◆ GIVEN INSTRUCTION: Review the material and extract every line in which the word "name" occurs.

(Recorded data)
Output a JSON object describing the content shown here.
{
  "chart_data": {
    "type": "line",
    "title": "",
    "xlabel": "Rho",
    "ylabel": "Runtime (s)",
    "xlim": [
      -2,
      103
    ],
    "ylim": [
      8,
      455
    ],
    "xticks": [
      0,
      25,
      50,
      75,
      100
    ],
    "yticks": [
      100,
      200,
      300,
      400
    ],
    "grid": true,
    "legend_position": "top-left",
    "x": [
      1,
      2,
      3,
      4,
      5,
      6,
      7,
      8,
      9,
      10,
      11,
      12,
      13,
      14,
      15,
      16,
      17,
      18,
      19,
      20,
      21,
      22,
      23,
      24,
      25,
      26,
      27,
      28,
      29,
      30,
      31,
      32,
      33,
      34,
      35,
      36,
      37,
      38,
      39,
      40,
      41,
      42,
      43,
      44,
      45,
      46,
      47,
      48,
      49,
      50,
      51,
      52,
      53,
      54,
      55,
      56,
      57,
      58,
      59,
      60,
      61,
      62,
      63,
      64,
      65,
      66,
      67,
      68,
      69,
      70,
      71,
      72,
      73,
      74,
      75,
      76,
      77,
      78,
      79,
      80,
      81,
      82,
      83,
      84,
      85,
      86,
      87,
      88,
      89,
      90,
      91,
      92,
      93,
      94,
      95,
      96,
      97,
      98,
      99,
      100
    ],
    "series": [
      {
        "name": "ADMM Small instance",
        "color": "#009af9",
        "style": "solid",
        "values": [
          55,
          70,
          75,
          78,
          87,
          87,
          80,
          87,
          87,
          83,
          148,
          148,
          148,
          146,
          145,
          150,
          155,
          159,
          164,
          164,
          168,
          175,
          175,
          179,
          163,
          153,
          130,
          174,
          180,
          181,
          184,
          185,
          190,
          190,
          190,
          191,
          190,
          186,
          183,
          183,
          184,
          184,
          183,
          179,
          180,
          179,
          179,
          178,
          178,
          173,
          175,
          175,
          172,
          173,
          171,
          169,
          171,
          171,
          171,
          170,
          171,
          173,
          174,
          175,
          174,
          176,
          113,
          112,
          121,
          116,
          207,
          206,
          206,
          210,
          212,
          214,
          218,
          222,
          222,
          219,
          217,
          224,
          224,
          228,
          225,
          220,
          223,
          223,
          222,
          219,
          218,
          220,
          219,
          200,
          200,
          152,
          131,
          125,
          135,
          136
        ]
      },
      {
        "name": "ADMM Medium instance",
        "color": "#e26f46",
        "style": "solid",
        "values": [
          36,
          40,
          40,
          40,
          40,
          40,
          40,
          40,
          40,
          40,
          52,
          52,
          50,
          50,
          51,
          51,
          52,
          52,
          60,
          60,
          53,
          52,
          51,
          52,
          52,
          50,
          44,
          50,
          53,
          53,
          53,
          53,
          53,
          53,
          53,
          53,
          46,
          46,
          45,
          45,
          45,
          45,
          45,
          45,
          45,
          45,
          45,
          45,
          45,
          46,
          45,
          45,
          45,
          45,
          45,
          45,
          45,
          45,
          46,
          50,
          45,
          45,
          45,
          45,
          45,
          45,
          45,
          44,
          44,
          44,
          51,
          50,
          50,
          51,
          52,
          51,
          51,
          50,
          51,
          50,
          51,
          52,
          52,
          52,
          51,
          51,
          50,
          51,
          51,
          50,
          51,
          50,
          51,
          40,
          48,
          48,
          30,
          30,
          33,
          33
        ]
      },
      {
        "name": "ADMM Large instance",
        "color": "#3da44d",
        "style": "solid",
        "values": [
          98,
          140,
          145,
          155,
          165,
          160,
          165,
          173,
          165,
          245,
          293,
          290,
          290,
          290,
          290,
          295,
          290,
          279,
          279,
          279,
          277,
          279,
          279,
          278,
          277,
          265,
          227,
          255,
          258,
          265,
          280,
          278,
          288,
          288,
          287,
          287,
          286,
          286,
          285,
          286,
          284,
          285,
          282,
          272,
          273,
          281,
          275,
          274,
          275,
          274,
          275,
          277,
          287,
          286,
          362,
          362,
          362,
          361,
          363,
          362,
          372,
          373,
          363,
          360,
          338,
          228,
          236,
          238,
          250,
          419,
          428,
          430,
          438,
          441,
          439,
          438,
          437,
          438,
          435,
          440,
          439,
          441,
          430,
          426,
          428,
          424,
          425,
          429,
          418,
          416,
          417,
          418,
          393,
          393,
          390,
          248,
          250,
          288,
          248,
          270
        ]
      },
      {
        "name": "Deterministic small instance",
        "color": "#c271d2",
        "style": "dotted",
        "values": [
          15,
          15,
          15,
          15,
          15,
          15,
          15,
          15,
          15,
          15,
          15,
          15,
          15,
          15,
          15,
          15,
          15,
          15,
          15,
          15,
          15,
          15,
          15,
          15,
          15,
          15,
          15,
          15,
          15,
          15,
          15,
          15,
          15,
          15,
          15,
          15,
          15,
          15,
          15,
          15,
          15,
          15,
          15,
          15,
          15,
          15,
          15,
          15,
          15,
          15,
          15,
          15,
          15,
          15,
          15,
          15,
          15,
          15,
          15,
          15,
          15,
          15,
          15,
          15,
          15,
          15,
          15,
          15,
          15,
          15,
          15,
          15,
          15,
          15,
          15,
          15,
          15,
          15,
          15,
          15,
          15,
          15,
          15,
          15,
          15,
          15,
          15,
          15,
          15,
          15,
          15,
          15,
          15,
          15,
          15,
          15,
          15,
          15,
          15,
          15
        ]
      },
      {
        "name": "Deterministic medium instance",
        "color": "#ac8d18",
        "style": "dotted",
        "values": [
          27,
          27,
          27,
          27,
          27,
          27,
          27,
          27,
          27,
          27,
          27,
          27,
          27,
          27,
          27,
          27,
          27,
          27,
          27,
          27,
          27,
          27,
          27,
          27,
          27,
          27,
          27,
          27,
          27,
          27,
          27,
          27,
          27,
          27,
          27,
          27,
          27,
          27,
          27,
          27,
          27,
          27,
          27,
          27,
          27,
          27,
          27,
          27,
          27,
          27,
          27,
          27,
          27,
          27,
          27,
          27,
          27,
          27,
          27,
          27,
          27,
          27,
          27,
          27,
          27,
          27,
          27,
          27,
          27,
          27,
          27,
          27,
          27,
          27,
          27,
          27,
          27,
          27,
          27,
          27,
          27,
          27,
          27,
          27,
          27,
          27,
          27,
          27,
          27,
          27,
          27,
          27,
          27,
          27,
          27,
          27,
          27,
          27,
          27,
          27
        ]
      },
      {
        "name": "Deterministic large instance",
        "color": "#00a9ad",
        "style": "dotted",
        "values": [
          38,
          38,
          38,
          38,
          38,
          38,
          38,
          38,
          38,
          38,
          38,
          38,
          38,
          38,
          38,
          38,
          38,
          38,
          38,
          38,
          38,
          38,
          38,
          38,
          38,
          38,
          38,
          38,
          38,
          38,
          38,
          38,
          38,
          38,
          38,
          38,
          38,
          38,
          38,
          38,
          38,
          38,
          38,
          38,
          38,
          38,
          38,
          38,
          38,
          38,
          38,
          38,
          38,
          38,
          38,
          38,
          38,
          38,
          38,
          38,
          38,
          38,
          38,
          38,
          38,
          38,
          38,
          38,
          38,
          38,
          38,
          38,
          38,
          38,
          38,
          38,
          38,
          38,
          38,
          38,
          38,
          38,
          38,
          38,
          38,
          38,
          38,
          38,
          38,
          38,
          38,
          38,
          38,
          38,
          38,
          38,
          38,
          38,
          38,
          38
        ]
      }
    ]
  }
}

◆ RESULT:
        "name": "ADMM Small instance",
        "name": "ADMM Medium instance",
        "name": "ADMM Large instance",
        "name": "Deterministic small instance",
        "name": "Deterministic medium instance",
        "name": "Deterministic large instance",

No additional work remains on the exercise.